[Records]
━━━━━━━━━━━━━━━━

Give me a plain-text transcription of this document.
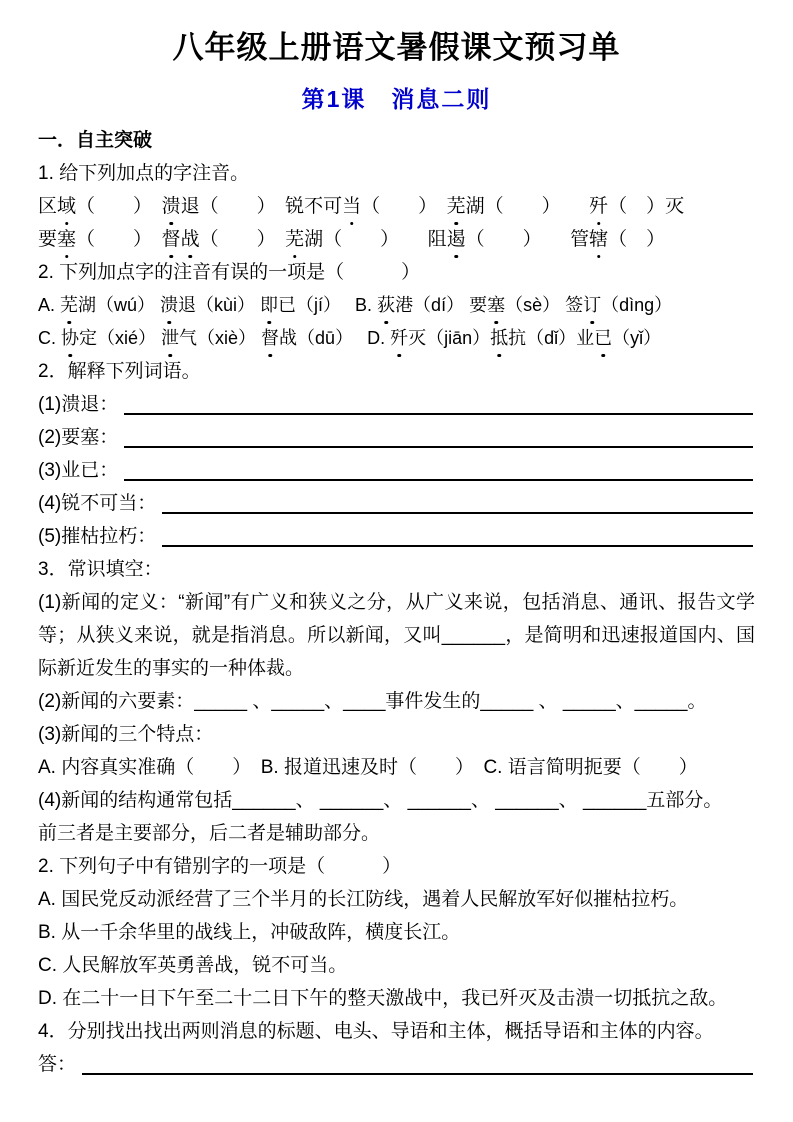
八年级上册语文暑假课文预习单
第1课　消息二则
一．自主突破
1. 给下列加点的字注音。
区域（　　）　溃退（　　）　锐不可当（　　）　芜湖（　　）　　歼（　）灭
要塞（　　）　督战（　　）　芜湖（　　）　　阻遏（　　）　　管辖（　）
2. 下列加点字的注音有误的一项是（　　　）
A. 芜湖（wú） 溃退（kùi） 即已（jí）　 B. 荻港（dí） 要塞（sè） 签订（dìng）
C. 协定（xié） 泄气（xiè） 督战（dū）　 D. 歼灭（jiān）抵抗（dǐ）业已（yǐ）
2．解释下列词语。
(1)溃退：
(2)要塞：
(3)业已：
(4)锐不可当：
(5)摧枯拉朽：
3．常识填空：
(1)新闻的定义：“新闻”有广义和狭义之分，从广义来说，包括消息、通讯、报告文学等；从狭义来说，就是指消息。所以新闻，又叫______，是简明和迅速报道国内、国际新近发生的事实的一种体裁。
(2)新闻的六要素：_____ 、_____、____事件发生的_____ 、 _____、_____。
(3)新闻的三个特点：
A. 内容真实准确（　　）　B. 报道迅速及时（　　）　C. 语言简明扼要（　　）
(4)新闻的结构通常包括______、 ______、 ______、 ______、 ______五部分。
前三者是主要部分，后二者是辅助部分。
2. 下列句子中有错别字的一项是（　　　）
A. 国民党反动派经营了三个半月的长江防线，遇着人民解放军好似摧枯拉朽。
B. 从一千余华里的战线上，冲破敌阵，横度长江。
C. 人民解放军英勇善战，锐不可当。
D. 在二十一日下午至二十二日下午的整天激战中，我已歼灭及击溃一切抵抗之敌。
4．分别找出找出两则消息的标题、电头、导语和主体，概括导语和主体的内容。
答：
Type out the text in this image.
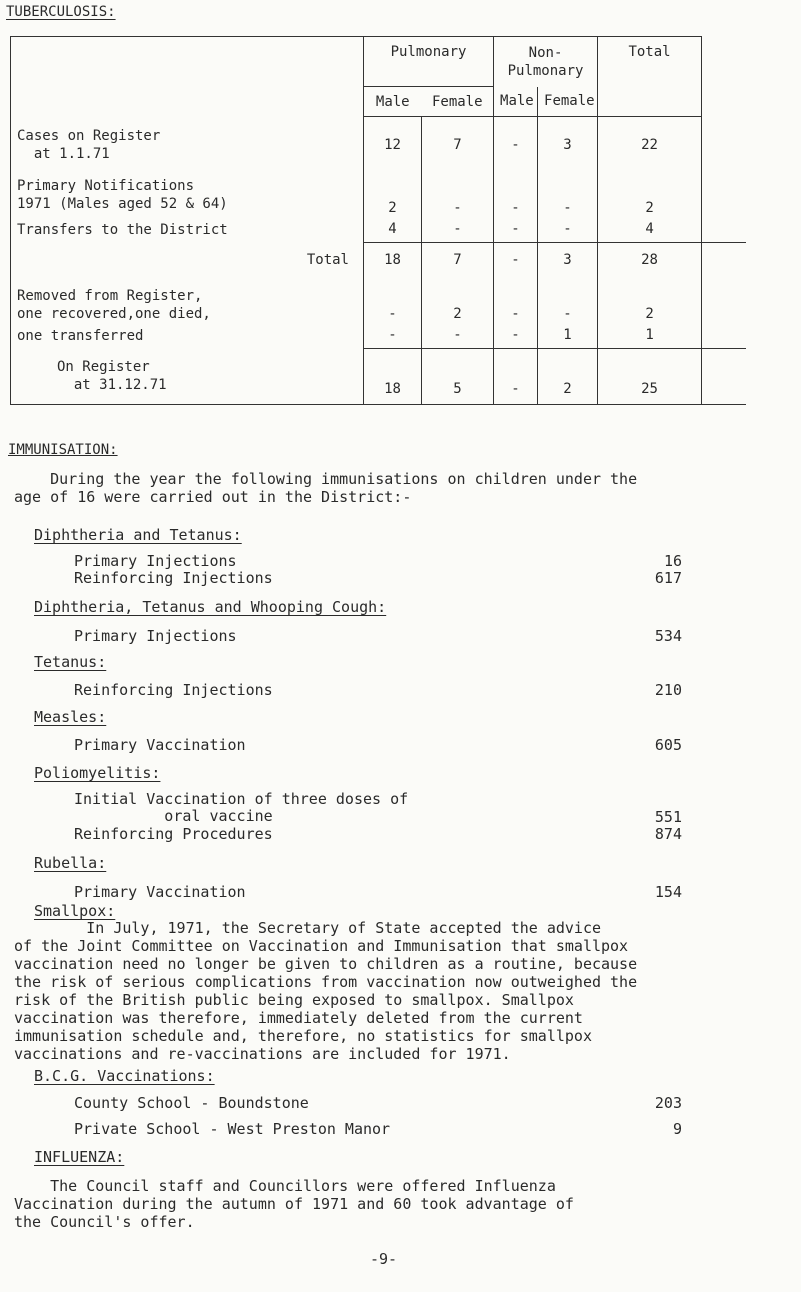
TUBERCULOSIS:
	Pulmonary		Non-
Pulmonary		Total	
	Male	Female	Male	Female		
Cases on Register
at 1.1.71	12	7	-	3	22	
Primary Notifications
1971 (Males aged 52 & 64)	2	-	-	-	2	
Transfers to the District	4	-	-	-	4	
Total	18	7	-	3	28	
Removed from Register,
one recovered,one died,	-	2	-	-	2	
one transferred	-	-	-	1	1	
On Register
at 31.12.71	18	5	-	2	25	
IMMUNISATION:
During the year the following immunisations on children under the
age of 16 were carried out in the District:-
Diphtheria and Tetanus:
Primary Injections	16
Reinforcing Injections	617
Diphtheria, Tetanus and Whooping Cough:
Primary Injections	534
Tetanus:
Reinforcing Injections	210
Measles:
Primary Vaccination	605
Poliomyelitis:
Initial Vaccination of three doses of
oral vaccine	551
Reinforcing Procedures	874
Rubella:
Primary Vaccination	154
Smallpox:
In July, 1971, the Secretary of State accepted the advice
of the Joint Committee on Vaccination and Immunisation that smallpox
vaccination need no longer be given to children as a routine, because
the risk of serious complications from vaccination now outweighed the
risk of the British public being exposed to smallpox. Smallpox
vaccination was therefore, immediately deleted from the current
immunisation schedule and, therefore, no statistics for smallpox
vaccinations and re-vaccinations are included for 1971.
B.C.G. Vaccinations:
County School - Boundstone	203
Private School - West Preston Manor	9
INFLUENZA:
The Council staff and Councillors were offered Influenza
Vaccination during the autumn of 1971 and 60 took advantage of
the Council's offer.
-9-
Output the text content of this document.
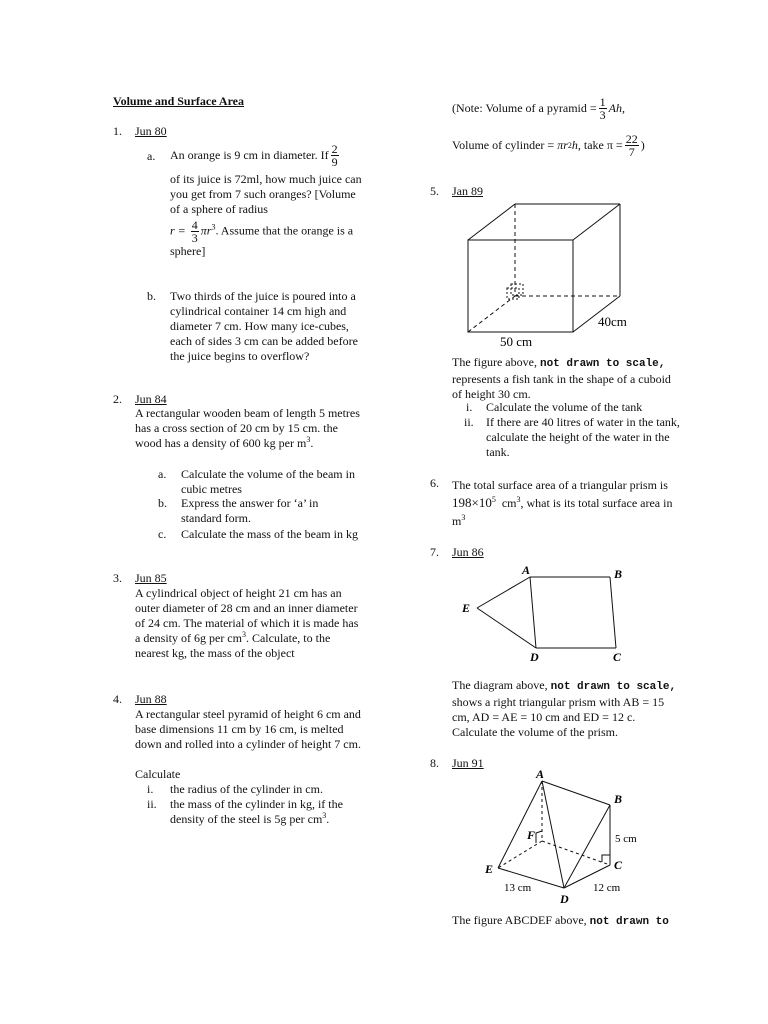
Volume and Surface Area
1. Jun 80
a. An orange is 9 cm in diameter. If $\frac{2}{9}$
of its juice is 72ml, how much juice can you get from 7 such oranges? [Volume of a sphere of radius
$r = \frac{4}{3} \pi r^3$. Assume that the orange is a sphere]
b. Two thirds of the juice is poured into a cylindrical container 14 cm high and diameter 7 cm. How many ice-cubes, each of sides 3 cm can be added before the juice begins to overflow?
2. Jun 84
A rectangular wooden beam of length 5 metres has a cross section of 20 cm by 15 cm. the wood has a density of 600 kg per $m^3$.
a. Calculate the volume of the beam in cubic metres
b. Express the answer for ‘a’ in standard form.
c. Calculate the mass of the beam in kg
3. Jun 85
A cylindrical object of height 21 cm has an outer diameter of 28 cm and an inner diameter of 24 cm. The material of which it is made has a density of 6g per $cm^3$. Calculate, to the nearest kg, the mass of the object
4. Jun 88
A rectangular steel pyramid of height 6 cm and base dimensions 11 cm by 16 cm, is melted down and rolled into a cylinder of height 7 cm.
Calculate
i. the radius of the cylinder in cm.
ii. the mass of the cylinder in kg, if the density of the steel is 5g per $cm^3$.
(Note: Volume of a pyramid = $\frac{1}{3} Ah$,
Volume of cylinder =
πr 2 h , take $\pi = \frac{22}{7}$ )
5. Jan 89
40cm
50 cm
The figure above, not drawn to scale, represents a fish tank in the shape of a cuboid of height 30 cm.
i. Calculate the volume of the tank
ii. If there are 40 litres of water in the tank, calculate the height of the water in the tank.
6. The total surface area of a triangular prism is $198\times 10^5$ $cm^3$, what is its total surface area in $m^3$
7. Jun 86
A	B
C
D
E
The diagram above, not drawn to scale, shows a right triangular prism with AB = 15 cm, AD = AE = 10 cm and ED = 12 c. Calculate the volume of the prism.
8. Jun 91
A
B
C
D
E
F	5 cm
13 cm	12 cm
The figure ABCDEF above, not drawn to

━━━━━━━━━━━━━━━━

Reproduce verbatim, and only, the lines starting at the one that contains "Output the text content of this document." and ending with the final line of the records; leave out the pictures.

Output the text content of this document.
Volume and Surface Area
1. Jun 80
a. An orange is 9 cm in diameter. If $\frac{2}{9}$
of its juice is 72ml, how much juice can you get from 7 such oranges? [Volume of a sphere of radius
$r = \frac{4}{3} \pi r^3$. Assume that the orange is a sphere]
b. Two thirds of the juice is poured into a cylindrical container 14 cm high and diameter 7 cm. How many ice-cubes, each of sides 3 cm can be added before the juice begins to overflow?
2. Jun 84
A rectangular wooden beam of length 5 metres has a cross section of 20 cm by 15 cm. the wood has a density of 600 kg per $m^3$.
a. Calculate the volume of the beam in cubic metres
b. Express the answer for ‘a’ in standard form.
c. Calculate the mass of the beam in kg
3. Jun 85
A cylindrical object of height 21 cm has an outer diameter of 28 cm and an inner diameter of 24 cm. The material of which it is made has a density of 6g per $cm^3$. Calculate, to the nearest kg, the mass of the object
4. Jun 88
A rectangular steel pyramid of height 6 cm and base dimensions 11 cm by 16 cm, is melted down and rolled into a cylinder of height 7 cm.
Calculate
i. the radius of the cylinder in cm.
ii. the mass of the cylinder in kg, if the density of the steel is 5g per $cm^3$.
(Note: Volume of a pyramid = $\frac{1}{3} Ah$,
Volume of cylinder =
πr 2 h , take $\pi = \frac{22}{7}$ )
5. Jan 89
40cm
50 cm
The figure above, not drawn to scale, represents a fish tank in the shape of a cuboid of height 30 cm.
i. Calculate the volume of the tank
ii. If there are 40 litres of water in the tank, calculate the height of the water in the tank.
6. The total surface area of a triangular prism is $198\times 10^5$ $cm^3$, what is its total surface area in $m^3$
7. Jun 86
A	B
C
D
E
The diagram above, not drawn to scale, shows a right triangular prism with AB = 15 cm, AD = AE = 10 cm and ED = 12 c. Calculate the volume of the prism.
8. Jun 91
A
B
C
D
E
F	5 cm
13 cm	12 cm
The figure ABCDEF above, not drawn to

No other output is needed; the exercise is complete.